▶ **WORK TO BE COMPLETED**
Pull out each line of the data that includes the word "Output".

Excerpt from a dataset
Begin
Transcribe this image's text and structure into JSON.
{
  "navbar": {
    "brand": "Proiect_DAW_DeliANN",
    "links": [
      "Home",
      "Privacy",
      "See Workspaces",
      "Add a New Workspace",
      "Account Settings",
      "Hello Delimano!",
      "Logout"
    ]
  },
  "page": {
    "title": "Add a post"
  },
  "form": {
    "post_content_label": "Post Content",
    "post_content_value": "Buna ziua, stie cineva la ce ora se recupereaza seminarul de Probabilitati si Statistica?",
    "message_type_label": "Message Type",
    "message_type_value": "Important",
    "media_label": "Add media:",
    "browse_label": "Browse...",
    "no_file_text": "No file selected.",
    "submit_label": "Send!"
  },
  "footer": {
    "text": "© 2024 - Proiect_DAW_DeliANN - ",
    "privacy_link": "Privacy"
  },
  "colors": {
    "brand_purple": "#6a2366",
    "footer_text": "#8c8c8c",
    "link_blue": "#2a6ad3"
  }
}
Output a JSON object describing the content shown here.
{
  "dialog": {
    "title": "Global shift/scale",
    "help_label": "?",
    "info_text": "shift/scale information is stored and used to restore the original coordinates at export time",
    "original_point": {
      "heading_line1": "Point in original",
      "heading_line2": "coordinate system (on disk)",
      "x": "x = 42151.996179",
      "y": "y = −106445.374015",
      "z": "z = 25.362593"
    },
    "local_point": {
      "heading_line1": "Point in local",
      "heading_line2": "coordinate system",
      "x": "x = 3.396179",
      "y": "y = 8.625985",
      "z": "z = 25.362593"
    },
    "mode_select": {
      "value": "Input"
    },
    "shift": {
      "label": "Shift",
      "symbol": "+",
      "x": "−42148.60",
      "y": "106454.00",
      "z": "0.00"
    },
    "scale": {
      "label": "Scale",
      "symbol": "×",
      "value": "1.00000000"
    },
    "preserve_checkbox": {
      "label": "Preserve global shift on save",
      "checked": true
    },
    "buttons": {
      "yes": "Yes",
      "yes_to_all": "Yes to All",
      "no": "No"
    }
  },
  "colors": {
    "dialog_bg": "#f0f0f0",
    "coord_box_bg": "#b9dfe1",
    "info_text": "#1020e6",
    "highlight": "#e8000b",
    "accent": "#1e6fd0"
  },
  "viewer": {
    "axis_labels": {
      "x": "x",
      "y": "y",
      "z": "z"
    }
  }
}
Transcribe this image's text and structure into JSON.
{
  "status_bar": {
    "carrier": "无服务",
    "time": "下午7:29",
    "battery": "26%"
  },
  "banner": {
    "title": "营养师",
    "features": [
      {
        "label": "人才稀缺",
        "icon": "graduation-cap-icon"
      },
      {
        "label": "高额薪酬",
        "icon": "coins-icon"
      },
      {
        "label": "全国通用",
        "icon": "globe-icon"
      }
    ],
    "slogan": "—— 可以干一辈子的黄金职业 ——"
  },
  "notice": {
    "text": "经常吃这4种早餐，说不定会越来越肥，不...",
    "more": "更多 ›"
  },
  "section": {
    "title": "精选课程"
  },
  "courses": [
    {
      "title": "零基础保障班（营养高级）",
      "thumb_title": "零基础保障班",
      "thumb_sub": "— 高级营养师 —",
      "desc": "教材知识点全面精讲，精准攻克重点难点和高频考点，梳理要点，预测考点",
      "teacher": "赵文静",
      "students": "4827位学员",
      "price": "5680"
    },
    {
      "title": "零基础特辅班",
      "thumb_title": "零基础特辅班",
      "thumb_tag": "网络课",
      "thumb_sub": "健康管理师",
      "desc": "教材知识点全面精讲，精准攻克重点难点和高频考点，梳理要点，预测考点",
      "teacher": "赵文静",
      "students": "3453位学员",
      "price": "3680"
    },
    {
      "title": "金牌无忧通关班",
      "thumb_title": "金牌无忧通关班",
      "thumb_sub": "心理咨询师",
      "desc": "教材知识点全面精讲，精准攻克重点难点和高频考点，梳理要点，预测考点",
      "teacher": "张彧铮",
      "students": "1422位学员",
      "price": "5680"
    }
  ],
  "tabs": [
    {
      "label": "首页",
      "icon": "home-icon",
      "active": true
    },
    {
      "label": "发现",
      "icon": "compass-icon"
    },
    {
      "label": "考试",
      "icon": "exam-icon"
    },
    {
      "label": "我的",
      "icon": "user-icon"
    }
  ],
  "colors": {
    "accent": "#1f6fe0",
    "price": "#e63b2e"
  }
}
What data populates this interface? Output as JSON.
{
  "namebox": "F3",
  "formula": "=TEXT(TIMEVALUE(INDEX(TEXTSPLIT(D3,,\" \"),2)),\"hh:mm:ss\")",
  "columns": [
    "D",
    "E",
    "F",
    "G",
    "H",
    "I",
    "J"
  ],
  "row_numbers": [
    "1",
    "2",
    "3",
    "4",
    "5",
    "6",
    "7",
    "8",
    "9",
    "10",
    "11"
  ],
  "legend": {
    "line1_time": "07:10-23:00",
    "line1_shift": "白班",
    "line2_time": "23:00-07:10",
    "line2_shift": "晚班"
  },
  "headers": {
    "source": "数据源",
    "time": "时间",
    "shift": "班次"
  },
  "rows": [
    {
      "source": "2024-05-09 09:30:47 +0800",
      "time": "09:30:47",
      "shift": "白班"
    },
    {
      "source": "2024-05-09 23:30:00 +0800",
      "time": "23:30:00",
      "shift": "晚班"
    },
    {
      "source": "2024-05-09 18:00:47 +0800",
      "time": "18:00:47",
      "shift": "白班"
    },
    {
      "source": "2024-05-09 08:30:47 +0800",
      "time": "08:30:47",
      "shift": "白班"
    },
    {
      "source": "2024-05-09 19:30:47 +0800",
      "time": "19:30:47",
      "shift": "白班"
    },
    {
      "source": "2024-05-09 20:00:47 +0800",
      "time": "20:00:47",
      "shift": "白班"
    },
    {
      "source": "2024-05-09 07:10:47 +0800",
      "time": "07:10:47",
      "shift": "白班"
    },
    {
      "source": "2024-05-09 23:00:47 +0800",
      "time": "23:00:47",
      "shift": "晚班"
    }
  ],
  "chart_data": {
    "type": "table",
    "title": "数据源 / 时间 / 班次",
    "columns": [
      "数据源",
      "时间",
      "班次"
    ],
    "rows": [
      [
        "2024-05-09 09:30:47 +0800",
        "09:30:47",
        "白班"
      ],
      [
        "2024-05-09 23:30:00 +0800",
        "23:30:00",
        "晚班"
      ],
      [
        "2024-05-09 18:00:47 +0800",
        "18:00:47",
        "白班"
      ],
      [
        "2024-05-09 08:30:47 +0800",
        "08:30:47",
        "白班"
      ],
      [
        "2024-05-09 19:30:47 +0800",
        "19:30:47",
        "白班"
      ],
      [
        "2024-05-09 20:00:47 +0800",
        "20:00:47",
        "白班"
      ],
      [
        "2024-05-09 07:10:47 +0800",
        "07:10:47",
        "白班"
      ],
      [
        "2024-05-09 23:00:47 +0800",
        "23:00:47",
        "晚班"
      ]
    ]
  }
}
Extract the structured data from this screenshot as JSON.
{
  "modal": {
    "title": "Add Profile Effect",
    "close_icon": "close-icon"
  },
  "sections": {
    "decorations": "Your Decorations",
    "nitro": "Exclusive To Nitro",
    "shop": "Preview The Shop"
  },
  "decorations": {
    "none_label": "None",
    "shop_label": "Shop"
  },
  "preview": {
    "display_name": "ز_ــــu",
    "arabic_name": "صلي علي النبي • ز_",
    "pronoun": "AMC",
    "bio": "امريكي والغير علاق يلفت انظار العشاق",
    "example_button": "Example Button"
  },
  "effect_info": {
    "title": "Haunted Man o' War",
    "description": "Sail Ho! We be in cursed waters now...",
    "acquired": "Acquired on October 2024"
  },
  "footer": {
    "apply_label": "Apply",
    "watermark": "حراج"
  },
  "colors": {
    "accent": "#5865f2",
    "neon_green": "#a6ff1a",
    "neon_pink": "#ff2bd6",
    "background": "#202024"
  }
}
End
▶ **ANSWER TO THE EXERCISE**
Output a JSON object describing the content shown here.
What data populates this interface? Output as JSON.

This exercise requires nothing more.